What the exercise asks: Repeat the entries that follow verbatim, without any of their pictures.

Data for the task:
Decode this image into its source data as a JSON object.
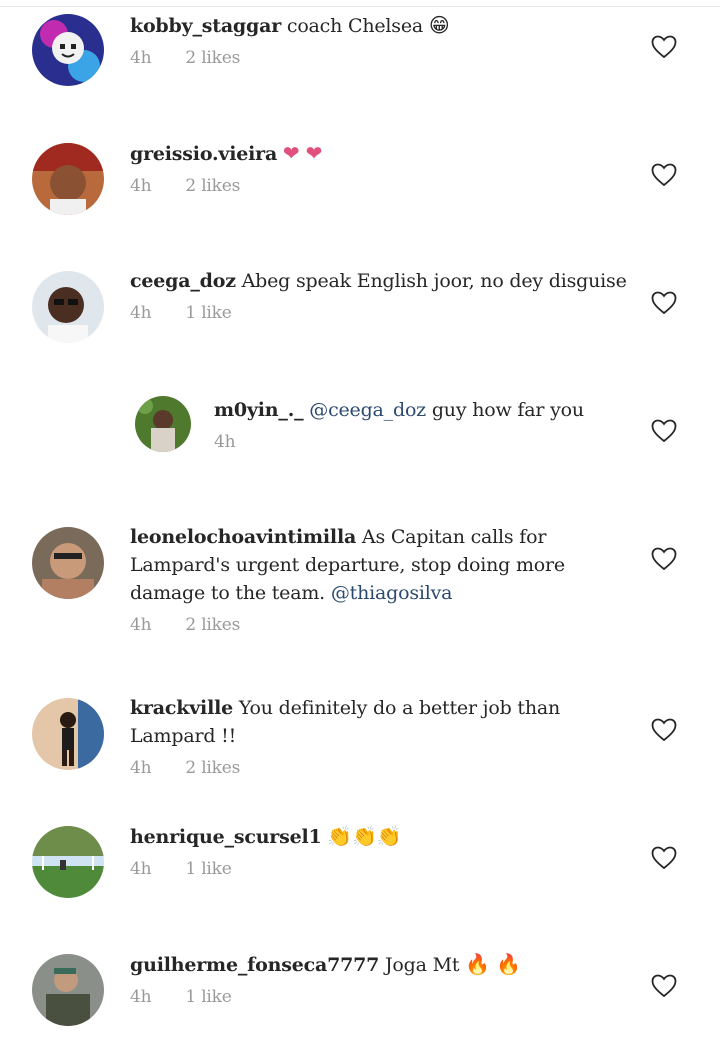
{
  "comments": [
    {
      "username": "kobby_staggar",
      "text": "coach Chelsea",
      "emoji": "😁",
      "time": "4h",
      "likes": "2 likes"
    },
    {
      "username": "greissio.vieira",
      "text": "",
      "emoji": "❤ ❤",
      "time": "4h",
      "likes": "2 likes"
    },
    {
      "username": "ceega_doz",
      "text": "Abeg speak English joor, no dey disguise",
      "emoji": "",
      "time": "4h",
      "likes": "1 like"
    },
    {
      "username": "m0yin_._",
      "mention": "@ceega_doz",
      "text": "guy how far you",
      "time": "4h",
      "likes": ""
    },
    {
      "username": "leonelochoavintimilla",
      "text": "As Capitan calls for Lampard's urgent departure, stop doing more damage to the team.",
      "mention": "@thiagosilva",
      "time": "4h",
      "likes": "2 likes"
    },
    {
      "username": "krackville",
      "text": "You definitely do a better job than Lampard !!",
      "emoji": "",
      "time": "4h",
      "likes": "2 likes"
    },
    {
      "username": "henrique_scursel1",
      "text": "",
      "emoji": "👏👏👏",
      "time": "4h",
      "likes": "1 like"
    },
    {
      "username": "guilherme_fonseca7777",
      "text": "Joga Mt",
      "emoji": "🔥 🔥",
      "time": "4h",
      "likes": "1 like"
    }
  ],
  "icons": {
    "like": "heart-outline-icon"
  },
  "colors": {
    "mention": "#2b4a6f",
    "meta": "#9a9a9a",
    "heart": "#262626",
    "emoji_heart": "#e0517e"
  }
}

Result for this exercise:
Decode this image into its source data as a JSON object.
{
  "comments": [
    {
      "username": "kobby_staggar",
      "text": "coach Chelsea",
      "emoji": "😁",
      "time": "4h",
      "likes": "2 likes"
    },
    {
      "username": "greissio.vieira",
      "text": "",
      "emoji": "❤ ❤",
      "time": "4h",
      "likes": "2 likes"
    },
    {
      "username": "ceega_doz",
      "text": "Abeg speak English joor, no dey disguise",
      "emoji": "",
      "time": "4h",
      "likes": "1 like"
    },
    {
      "username": "m0yin_._",
      "mention": "@ceega_doz",
      "text": "guy how far you",
      "time": "4h",
      "likes": ""
    },
    {
      "username": "leonelochoavintimilla",
      "text": "As Capitan calls for Lampard's urgent departure, stop doing more damage to the team.",
      "mention": "@thiagosilva",
      "time": "4h",
      "likes": "2 likes"
    },
    {
      "username": "krackville",
      "text": "You definitely do a better job than Lampard !!",
      "emoji": "",
      "time": "4h",
      "likes": "2 likes"
    },
    {
      "username": "henrique_scursel1",
      "text": "",
      "emoji": "👏👏👏",
      "time": "4h",
      "likes": "1 like"
    },
    {
      "username": "guilherme_fonseca7777",
      "text": "Joga Mt",
      "emoji": "🔥 🔥",
      "time": "4h",
      "likes": "1 like"
    }
  ],
  "icons": {
    "like": "heart-outline-icon"
  },
  "colors": {
    "mention": "#2b4a6f",
    "meta": "#9a9a9a",
    "heart": "#262626",
    "emoji_heart": "#e0517e"
  }
}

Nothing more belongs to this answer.